**What this task involves:**
Extract every line that contains the string "AVULLA".

**Given entries:**
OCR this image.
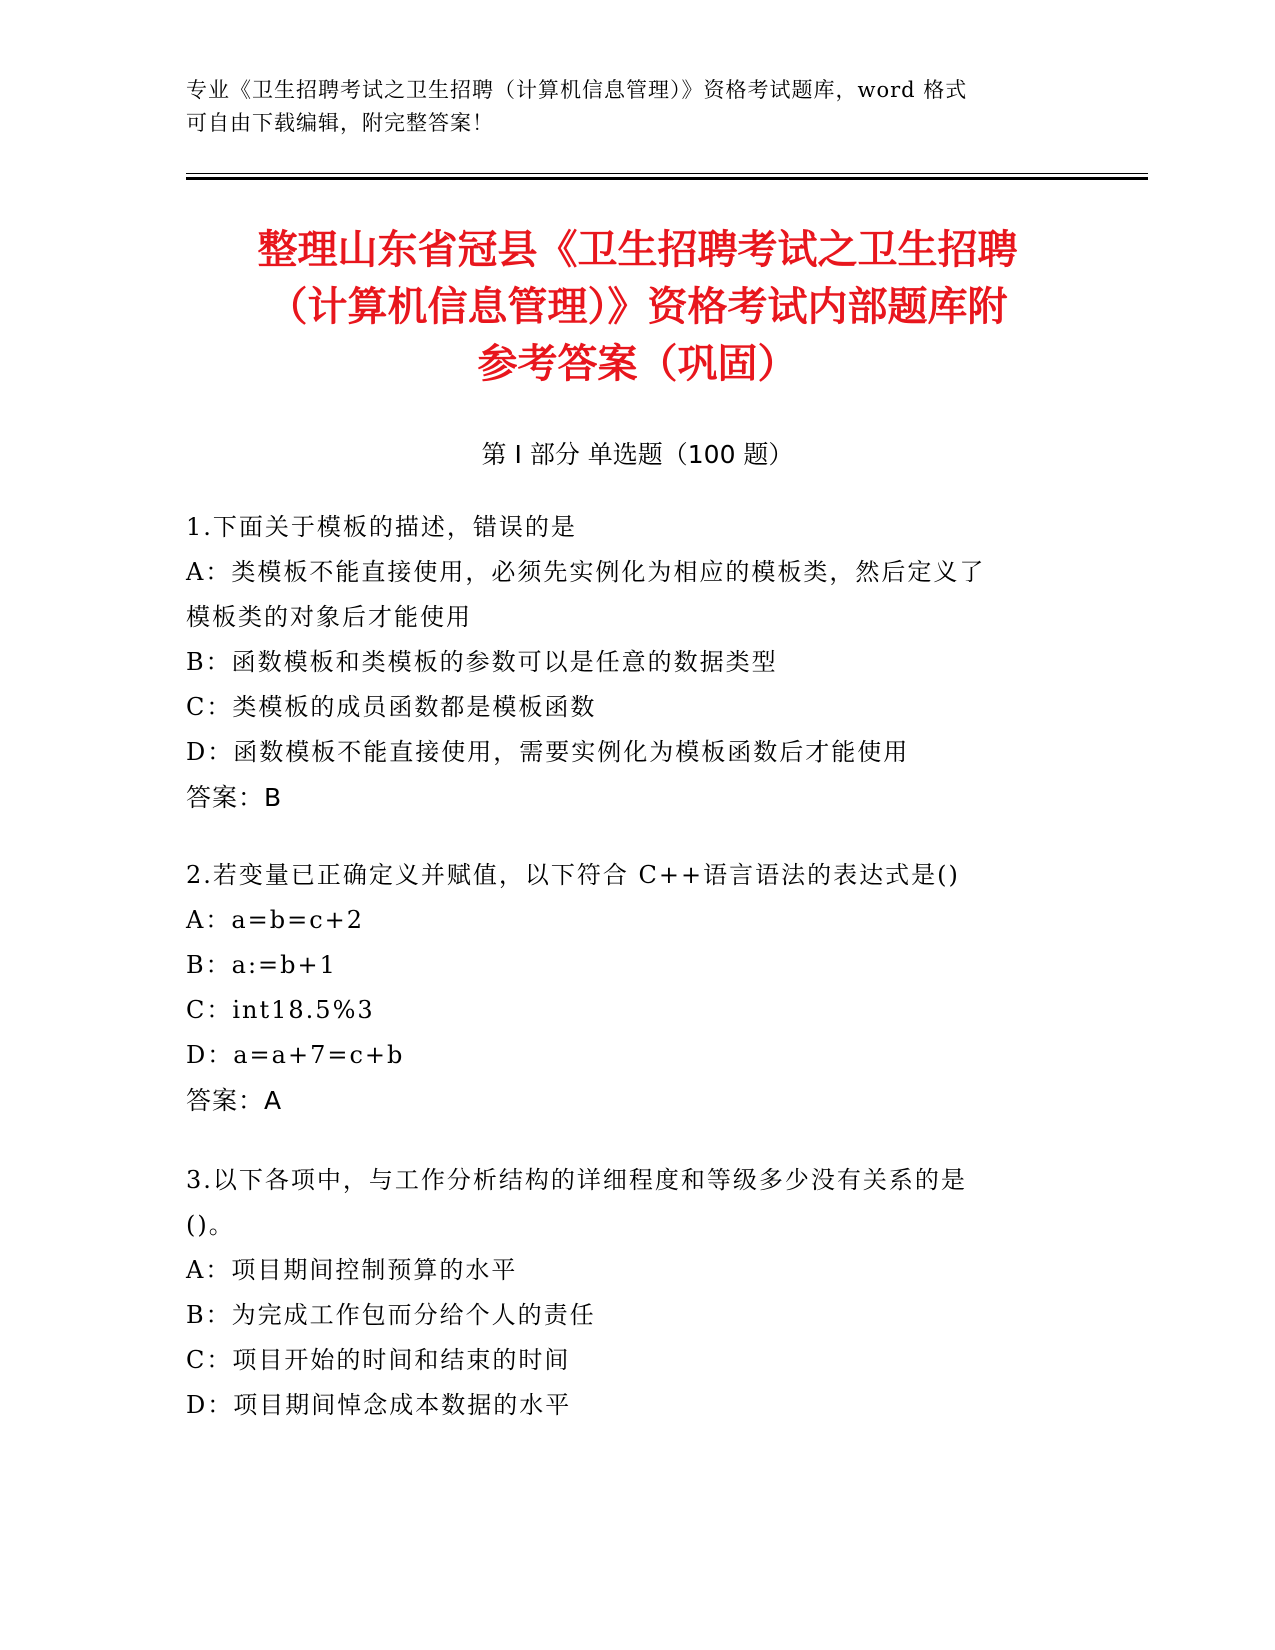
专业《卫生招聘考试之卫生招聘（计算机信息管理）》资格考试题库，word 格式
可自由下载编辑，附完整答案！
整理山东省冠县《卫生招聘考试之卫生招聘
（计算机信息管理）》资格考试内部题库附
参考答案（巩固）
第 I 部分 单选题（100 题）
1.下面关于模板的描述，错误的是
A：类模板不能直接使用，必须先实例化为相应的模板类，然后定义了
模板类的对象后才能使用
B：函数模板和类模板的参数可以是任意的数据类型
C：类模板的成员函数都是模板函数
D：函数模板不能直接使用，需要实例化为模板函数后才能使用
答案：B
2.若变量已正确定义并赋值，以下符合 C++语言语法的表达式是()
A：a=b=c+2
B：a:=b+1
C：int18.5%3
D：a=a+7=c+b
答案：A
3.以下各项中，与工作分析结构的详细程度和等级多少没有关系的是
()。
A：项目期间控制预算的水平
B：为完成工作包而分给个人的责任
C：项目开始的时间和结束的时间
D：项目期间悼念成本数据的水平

* * *

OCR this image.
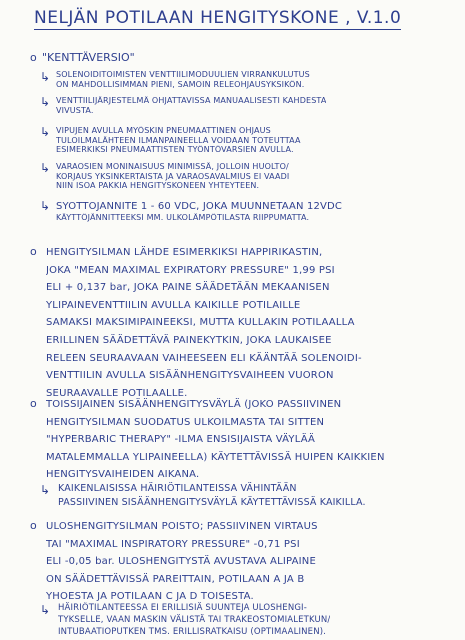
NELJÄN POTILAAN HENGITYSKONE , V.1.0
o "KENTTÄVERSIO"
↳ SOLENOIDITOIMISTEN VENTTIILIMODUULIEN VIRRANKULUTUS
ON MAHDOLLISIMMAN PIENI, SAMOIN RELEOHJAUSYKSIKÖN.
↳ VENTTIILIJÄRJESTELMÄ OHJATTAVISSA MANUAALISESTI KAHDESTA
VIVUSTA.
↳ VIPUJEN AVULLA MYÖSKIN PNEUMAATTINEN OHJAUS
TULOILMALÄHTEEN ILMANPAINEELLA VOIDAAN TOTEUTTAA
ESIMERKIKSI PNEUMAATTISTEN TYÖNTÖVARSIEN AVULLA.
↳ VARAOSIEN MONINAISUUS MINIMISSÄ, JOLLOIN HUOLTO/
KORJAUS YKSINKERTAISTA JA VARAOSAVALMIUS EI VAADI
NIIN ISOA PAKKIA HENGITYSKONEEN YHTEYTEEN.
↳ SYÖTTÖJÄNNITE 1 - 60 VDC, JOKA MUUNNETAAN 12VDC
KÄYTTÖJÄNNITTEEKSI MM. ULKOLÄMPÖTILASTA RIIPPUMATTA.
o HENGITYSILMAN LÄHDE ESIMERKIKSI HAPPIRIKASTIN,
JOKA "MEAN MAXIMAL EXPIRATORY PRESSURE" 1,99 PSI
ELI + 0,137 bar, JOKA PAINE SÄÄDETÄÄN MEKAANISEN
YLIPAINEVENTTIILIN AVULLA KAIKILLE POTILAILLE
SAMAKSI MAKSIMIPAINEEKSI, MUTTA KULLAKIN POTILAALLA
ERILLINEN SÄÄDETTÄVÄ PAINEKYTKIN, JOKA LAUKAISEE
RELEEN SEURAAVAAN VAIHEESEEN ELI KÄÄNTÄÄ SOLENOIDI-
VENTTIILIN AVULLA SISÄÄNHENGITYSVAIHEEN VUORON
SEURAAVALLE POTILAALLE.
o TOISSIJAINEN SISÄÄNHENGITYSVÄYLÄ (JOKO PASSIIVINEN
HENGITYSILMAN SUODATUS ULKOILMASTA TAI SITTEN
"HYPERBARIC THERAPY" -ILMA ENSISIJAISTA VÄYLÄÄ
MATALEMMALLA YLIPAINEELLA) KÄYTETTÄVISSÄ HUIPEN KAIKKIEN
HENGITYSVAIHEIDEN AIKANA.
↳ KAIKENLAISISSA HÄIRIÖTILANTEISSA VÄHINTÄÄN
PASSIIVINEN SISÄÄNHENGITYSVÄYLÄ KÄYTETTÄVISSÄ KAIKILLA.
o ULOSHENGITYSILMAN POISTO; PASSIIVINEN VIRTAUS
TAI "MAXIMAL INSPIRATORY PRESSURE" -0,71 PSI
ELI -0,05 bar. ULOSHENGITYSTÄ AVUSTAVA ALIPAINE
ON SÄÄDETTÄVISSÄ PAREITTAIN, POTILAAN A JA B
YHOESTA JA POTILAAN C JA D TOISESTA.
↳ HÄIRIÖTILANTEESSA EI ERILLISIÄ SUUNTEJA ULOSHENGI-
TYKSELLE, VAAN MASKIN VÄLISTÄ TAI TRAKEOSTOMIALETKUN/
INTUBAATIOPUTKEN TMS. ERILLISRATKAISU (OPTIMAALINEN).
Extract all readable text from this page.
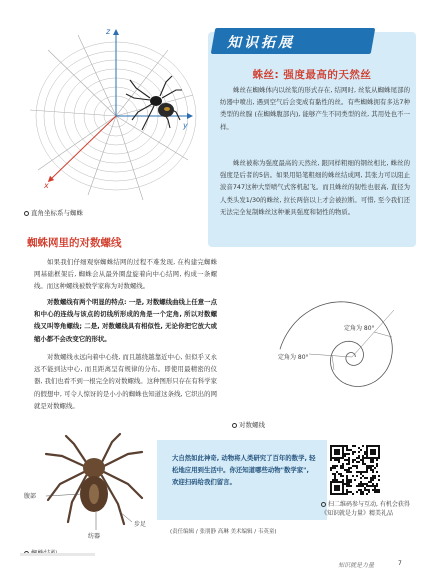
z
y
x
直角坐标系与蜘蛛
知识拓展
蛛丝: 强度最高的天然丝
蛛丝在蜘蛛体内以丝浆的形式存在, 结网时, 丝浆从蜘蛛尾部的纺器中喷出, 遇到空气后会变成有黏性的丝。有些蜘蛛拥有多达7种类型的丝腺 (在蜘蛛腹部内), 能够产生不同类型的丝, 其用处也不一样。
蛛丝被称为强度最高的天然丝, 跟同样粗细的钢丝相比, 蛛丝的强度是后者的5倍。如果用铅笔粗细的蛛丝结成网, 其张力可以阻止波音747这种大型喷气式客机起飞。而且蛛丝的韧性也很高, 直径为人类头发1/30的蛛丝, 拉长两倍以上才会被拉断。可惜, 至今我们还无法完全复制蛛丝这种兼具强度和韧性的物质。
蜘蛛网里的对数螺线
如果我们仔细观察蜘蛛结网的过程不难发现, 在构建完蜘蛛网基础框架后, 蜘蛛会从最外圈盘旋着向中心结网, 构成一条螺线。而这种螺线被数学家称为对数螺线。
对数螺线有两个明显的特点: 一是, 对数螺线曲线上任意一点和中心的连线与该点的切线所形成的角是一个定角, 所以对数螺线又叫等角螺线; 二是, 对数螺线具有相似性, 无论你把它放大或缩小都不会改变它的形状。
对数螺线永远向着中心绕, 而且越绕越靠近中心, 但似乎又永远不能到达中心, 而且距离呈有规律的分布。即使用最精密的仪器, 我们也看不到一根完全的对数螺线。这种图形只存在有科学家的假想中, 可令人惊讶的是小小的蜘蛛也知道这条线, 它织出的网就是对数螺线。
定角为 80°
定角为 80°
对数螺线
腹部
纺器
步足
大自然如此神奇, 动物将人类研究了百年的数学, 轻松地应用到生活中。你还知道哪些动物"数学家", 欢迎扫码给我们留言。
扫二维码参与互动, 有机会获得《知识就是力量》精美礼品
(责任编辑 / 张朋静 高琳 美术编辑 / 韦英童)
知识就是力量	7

**Exercise result:**
↳ VIPUJEN AVULLA MYÖSKIN PNEUMAATTINEN OHJAUS
ESIMERKIKSI PNEUMAATTISTEN TYÖNTÖVARSIEN AVULLA.
YLIPAINEVENTTIILIN AVULLA KAIKILLE POTILAILLE
VENTTIILIN AVULLA SISÄÄNHENGITYSVAIHEEN VUORON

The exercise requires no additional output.